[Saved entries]
____________

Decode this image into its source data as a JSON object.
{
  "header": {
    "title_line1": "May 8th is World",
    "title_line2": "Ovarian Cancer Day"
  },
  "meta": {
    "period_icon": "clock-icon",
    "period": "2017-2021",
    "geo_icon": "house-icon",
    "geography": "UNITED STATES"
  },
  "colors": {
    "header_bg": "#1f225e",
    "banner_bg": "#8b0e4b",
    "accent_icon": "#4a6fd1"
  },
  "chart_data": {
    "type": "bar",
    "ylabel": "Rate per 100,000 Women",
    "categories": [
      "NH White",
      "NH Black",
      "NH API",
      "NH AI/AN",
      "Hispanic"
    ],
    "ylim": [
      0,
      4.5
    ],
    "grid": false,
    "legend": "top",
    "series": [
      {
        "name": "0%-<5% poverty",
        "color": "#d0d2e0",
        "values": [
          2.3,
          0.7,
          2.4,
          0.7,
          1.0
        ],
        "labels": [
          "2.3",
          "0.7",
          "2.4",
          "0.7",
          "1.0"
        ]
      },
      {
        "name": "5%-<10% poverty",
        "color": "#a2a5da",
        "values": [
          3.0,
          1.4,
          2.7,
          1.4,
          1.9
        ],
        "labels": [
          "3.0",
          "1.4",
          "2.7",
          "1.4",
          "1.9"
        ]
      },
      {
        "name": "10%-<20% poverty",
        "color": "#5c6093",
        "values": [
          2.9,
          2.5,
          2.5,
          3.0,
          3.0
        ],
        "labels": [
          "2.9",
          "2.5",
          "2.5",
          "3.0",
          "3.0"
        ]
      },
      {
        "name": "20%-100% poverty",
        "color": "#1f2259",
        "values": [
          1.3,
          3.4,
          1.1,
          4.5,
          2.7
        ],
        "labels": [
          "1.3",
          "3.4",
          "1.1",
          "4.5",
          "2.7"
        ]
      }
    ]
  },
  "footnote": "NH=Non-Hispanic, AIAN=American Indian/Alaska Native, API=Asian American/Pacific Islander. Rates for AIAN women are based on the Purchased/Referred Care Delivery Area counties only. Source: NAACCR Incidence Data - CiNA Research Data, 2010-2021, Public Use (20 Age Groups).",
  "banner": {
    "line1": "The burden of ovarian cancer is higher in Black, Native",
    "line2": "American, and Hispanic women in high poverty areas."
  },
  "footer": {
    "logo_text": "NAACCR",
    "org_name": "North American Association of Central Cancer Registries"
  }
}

____________

- _Requirement_:
Only the number is wanted: count the lines of the records that hold the word "Native".

- _Result for this exercise_:
2